TEXT BLOCK:

▬▬▬

32. For completeness, we now reproduce Section 92(dddd) of the MMC Act as introduced by the amendment: “(dddd) All leases granted by the corporation of the immovable properties belonging to the 3 supra corporation for whatever term shall be subject to the following conditions in addition to the conditions stipulated in the Lease-deed or Lease-agreement executed by the corporation, namely:—
(i) Leasehold rights in respect of the properties belonging to the corporation and given on lease may be further assigned or transferred only with the prior permission of the Commissioner, on payment of such premium on account of unearned income and transfer fees or charges at such rates as may be specified by the corporation, from time to time.
(ii) In the case of any contravention of the provisions of sub-clause (i), the lessee or transferor of such leasehold rights, shall be liable to pay penalty in addition to such premium and transfer fees or charges, at such rates as may be specified by the corporation, from time to time.” (Emphasis added)
33. There is now really no controversy about the application of this Section, nor is there any challenge to it in the Writ Petition itself. It is not Mr Jagtiani’s case that the Section is ultra vires or otherwise illegal and that no demand can ever be raised under it.

▬▬▬

GIVEN DATA:
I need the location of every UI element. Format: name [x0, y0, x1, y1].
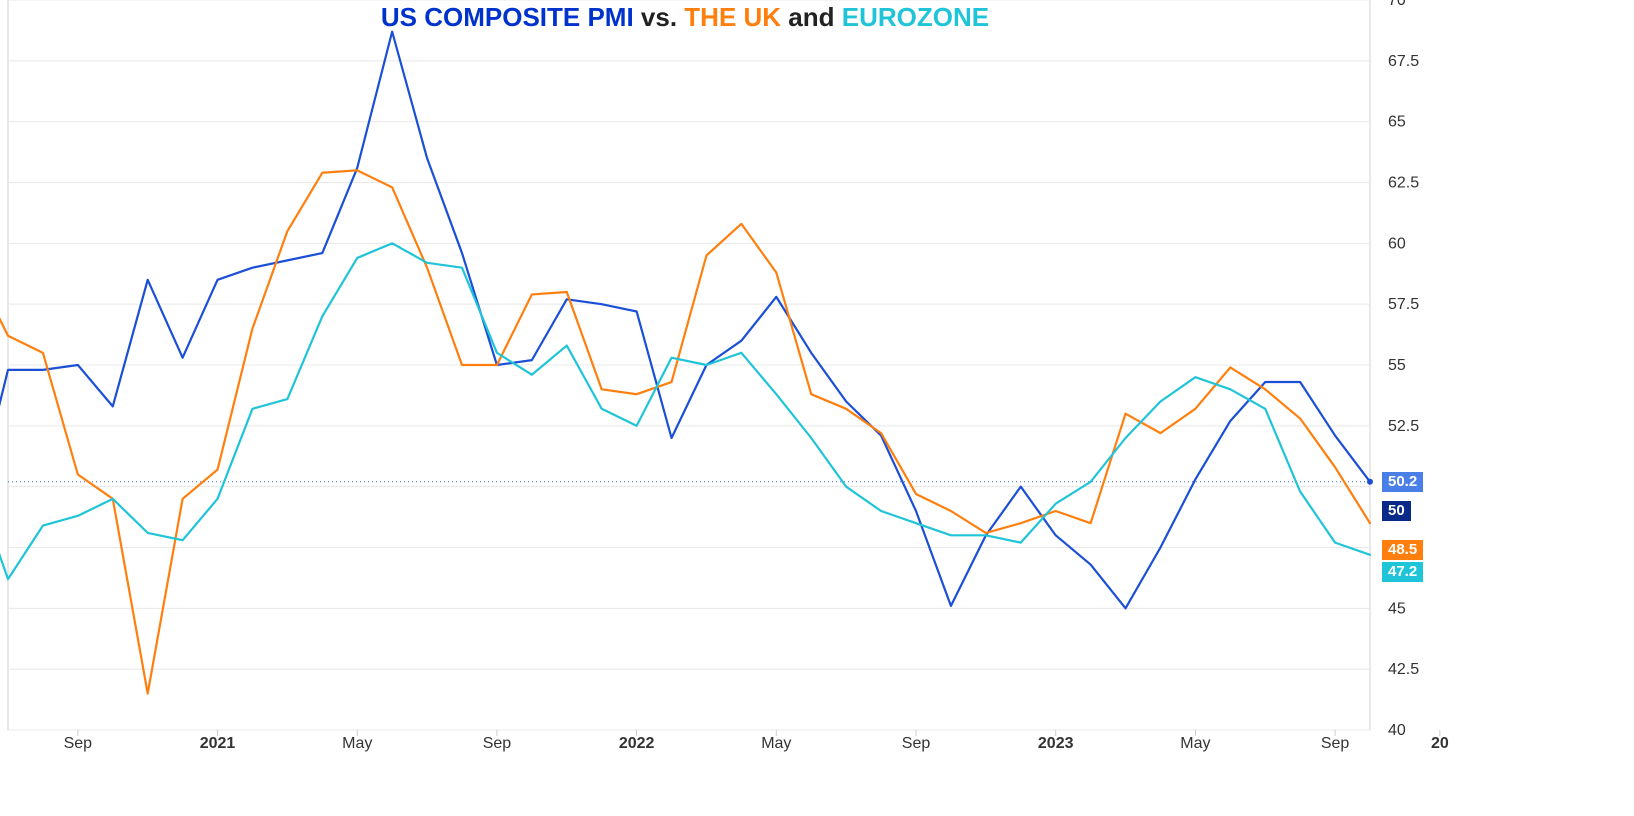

▬▬▬

REQUIRED TASKS:
**A.** Answer these about the Section 92(dddd) excerpt, one line each:
(i) Whose prior permission is required before leasehold rights in corporation properties may be further assigned or transferred?
(ii) Who is liable to pay a penalty if sub-clause (i) is contravened?
(iii) Does the Writ Petition itself challenge the Section?
**B.** Transcribe the part of the Section 92(dddd) excerpt that opens with the words containing "33. There is" and closes with "raised under it.".

RESULTS:
**A.**
(i) The Commissioner's.
(ii) The lessee or transferor of such leasehold rights.
(iii) No, there is no challenge to it in the Writ Petition itself.

**B.**
33. There is now really no controversy about the application of this Section, nor is there any challenge to it in the Writ Petition itself. It is not Mr Jagtiani’s case that the Section is ultra vires or otherwise illegal and that no demand can ever be raised under it.